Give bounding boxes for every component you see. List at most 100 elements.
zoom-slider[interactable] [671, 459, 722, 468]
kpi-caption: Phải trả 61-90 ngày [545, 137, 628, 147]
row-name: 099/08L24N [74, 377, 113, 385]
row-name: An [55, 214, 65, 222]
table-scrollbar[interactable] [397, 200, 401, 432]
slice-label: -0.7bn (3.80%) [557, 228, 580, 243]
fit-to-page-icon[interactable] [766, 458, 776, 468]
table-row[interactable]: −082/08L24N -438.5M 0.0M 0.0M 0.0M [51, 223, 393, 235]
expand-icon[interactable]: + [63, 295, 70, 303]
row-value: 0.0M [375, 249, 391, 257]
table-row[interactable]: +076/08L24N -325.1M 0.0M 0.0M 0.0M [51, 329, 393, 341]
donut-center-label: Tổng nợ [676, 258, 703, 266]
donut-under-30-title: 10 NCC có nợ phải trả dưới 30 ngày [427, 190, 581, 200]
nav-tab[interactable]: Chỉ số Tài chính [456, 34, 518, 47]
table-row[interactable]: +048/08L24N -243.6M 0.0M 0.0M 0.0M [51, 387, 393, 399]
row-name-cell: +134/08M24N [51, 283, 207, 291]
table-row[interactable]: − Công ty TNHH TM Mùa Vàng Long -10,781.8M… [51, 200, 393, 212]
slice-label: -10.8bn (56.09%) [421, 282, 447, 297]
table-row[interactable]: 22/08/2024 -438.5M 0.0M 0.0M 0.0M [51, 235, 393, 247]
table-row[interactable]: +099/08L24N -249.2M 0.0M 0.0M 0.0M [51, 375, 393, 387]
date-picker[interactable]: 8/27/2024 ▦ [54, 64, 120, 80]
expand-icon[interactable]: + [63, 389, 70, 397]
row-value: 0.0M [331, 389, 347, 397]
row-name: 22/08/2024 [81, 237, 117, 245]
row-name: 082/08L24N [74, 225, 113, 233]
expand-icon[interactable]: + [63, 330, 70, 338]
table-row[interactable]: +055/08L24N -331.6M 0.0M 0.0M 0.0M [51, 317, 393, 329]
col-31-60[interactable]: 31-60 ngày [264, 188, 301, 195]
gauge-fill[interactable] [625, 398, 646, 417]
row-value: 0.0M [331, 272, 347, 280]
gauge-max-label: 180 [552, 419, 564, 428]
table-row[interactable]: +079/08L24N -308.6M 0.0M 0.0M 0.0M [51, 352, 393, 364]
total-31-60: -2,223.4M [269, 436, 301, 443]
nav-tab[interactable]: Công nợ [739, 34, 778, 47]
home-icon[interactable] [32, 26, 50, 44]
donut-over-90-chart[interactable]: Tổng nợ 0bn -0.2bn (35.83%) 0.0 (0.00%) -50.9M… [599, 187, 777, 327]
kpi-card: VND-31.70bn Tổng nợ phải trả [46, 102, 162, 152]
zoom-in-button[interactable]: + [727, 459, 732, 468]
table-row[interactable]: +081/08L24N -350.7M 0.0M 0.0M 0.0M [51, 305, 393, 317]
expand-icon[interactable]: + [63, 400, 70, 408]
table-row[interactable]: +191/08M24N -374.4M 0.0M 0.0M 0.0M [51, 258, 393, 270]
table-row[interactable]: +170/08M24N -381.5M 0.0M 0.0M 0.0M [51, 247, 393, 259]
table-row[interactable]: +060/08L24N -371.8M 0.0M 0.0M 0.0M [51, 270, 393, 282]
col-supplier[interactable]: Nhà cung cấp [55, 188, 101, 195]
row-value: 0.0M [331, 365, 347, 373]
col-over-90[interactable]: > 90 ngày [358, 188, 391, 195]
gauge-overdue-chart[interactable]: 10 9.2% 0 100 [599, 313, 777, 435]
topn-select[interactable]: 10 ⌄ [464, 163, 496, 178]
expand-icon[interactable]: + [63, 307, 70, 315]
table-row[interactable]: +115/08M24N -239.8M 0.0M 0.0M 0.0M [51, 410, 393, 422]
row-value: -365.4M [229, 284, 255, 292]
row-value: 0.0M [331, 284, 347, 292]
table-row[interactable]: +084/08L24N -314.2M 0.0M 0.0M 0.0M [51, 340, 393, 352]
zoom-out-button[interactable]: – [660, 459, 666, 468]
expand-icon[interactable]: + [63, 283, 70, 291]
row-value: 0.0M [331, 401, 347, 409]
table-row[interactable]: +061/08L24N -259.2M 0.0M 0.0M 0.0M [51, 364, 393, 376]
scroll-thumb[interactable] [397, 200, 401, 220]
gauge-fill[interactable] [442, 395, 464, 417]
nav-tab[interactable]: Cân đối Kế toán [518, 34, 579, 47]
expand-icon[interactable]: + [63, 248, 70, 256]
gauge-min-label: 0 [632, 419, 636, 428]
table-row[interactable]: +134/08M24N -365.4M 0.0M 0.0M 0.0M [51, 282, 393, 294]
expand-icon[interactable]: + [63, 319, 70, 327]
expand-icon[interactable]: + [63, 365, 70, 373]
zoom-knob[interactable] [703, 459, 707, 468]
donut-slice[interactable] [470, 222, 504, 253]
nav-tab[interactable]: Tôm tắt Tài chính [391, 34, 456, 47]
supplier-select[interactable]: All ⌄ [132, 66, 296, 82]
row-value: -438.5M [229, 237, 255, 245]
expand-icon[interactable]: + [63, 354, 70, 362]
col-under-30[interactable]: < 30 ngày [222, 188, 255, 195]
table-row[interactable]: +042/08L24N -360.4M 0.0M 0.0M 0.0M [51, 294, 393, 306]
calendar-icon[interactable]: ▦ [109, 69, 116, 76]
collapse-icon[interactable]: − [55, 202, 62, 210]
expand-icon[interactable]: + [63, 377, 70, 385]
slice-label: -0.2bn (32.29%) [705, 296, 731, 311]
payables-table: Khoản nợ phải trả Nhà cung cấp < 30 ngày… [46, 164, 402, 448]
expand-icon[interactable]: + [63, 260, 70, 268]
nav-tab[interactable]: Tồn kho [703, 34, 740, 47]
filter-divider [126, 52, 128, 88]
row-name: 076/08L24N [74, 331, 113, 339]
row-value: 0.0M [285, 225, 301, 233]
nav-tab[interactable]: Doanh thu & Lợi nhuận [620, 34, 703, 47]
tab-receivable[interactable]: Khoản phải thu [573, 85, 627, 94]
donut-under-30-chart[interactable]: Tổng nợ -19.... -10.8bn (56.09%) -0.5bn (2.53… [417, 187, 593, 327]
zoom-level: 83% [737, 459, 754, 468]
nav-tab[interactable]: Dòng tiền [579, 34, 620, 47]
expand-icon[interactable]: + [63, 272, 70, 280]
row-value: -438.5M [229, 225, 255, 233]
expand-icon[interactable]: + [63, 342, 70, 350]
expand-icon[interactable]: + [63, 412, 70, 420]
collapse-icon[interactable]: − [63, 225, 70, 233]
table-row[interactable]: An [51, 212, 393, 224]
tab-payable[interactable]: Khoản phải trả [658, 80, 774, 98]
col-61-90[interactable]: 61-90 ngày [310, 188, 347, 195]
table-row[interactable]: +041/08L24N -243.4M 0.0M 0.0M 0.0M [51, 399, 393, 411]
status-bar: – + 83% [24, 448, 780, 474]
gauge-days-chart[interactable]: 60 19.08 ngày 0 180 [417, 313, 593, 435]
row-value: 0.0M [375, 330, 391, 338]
········
▸ What to do:
Reproduce each of the entries above in full, without alteration and in their original order.

▸ Reply to the exercise:
Give bounding boxes for every component you see. List at most 100 elements.
zoom-slider[interactable] [671, 459, 722, 468]
kpi-caption: Phải trả 61-90 ngày [545, 137, 628, 147]
row-name: 099/08L24N [74, 377, 113, 385]
row-name: An [55, 214, 65, 222]
table-scrollbar[interactable] [397, 200, 401, 432]
slice-label: -0.7bn (3.80%) [557, 228, 580, 243]
fit-to-page-icon[interactable] [766, 458, 776, 468]
table-row[interactable]: −082/08L24N -438.5M 0.0M 0.0M 0.0M [51, 223, 393, 235]
expand-icon[interactable]: + [63, 295, 70, 303]
row-value: 0.0M [375, 249, 391, 257]
table-row[interactable]: +076/08L24N -325.1M 0.0M 0.0M 0.0M [51, 329, 393, 341]
donut-center-label: Tổng nợ [676, 258, 703, 266]
donut-under-30-title: 10 NCC có nợ phải trả dưới 30 ngày [427, 190, 581, 200]
nav-tab[interactable]: Chỉ số Tài chính [456, 34, 518, 47]
table-row[interactable]: +048/08L24N -243.6M 0.0M 0.0M 0.0M [51, 387, 393, 399]
row-name-cell: +134/08M24N [51, 283, 207, 291]
table-row[interactable]: − Công ty TNHH TM Mùa Vàng Long -10,781.8M… [51, 200, 393, 212]
slice-label: -10.8bn (56.09%) [421, 282, 447, 297]
table-row[interactable]: 22/08/2024 -438.5M 0.0M 0.0M 0.0M [51, 235, 393, 247]
table-row[interactable]: +099/08L24N -249.2M 0.0M 0.0M 0.0M [51, 375, 393, 387]
date-picker[interactable]: 8/27/2024 ▦ [54, 64, 120, 80]
expand-icon[interactable]: + [63, 389, 70, 397]
row-value: 0.0M [331, 389, 347, 397]
row-name: 22/08/2024 [81, 237, 117, 245]
row-name: 082/08L24N [74, 225, 113, 233]
expand-icon[interactable]: + [63, 330, 70, 338]
table-row[interactable]: +055/08L24N -331.6M 0.0M 0.0M 0.0M [51, 317, 393, 329]
col-31-60[interactable]: 31-60 ngày [264, 188, 301, 195]
gauge-fill[interactable] [625, 398, 646, 417]
row-value: 0.0M [331, 272, 347, 280]
gauge-max-label: 180 [552, 419, 564, 428]
table-row[interactable]: +079/08L24N -308.6M 0.0M 0.0M 0.0M [51, 352, 393, 364]
total-31-60: -2,223.4M [269, 436, 301, 443]
nav-tab[interactable]: Công nợ [739, 34, 778, 47]
home-icon[interactable] [32, 26, 50, 44]
donut-over-90-chart[interactable]: Tổng nợ 0bn -0.2bn (35.83%) 0.0 (0.00%) -50.9M… [599, 187, 777, 327]
kpi-card: VND-31.70bn Tổng nợ phải trả [46, 102, 162, 152]
zoom-in-button[interactable]: + [727, 459, 732, 468]
table-row[interactable]: +081/08L24N -350.7M 0.0M 0.0M 0.0M [51, 305, 393, 317]
expand-icon[interactable]: + [63, 400, 70, 408]
table-row[interactable]: +191/08M24N -374.4M 0.0M 0.0M 0.0M [51, 258, 393, 270]
table-row[interactable]: +170/08M24N -381.5M 0.0M 0.0M 0.0M [51, 247, 393, 259]
table-row[interactable]: +060/08L24N -371.8M 0.0M 0.0M 0.0M [51, 270, 393, 282]
col-supplier[interactable]: Nhà cung cấp [55, 188, 101, 195]
row-value: 0.0M [331, 365, 347, 373]
col-over-90[interactable]: > 90 ngày [358, 188, 391, 195]
gauge-overdue-chart[interactable]: 10 9.2% 0 100 [599, 313, 777, 435]
topn-select[interactable]: 10 ⌄ [464, 163, 496, 178]
expand-icon[interactable]: + [63, 307, 70, 315]
table-row[interactable]: +115/08M24N -239.8M 0.0M 0.0M 0.0M [51, 410, 393, 422]
row-value: -365.4M [229, 284, 255, 292]
row-value: 0.0M [331, 284, 347, 292]
table-row[interactable]: +084/08L24N -314.2M 0.0M 0.0M 0.0M [51, 340, 393, 352]
zoom-out-button[interactable]: – [660, 459, 666, 468]
expand-icon[interactable]: + [63, 283, 70, 291]
row-value: 0.0M [331, 401, 347, 409]
table-row[interactable]: +061/08L24N -259.2M 0.0M 0.0M 0.0M [51, 364, 393, 376]
scroll-thumb[interactable] [397, 200, 401, 220]
gauge-fill[interactable] [442, 395, 464, 417]
nav-tab[interactable]: Cân đối Kế toán [518, 34, 579, 47]
expand-icon[interactable]: + [63, 248, 70, 256]
gauge-min-label: 0 [632, 419, 636, 428]
table-row[interactable]: +134/08M24N -365.4M 0.0M 0.0M 0.0M [51, 282, 393, 294]
expand-icon[interactable]: + [63, 319, 70, 327]
expand-icon[interactable]: + [63, 365, 70, 373]
zoom-knob[interactable] [703, 459, 707, 468]
donut-slice[interactable] [470, 222, 504, 253]
nav-tab[interactable]: Tôm tắt Tài chính [391, 34, 456, 47]
supplier-select[interactable]: All ⌄ [132, 66, 296, 82]
row-value: -438.5M [229, 237, 255, 245]
expand-icon[interactable]: + [63, 354, 70, 362]
col-under-30[interactable]: < 30 ngày [222, 188, 255, 195]
table-row[interactable]: +042/08L24N -360.4M 0.0M 0.0M 0.0M [51, 294, 393, 306]
calendar-icon[interactable]: ▦ [109, 69, 116, 76]
collapse-icon[interactable]: − [55, 202, 62, 210]
expand-icon[interactable]: + [63, 377, 70, 385]
slice-label: -0.2bn (32.29%) [705, 296, 731, 311]
payables-table: Khoản nợ phải trả Nhà cung cấp < 30 ngày… [46, 164, 402, 448]
expand-icon[interactable]: + [63, 260, 70, 268]
nav-tab[interactable]: Tồn kho [703, 34, 740, 47]
filter-divider [126, 52, 128, 88]
row-name: 076/08L24N [74, 331, 113, 339]
row-value: 0.0M [285, 225, 301, 233]
nav-tab[interactable]: Doanh thu & Lợi nhuận [620, 34, 703, 47]
tab-receivable[interactable]: Khoản phải thu [573, 85, 627, 94]
donut-under-30-chart[interactable]: Tổng nợ -19.... -10.8bn (56.09%) -0.5bn (2.53… [417, 187, 593, 327]
zoom-level: 83% [737, 459, 754, 468]
nav-tab[interactable]: Dòng tiền [579, 34, 620, 47]
expand-icon[interactable]: + [63, 272, 70, 280]
row-value: -438.5M [229, 225, 255, 233]
expand-icon[interactable]: + [63, 342, 70, 350]
expand-icon[interactable]: + [63, 412, 70, 420]
collapse-icon[interactable]: − [63, 225, 70, 233]
table-row[interactable]: An [51, 212, 393, 224]
tab-payable[interactable]: Khoản phải trả [658, 80, 774, 98]
col-61-90[interactable]: 61-90 ngày [310, 188, 347, 195]
table-row[interactable]: +041/08L24N -243.4M 0.0M 0.0M 0.0M [51, 399, 393, 411]
status-bar: – + 83% [24, 448, 780, 474]
gauge-days-chart[interactable]: 60 19.08 ngày 0 180 [417, 313, 593, 435]
row-value: 0.0M [375, 330, 391, 338]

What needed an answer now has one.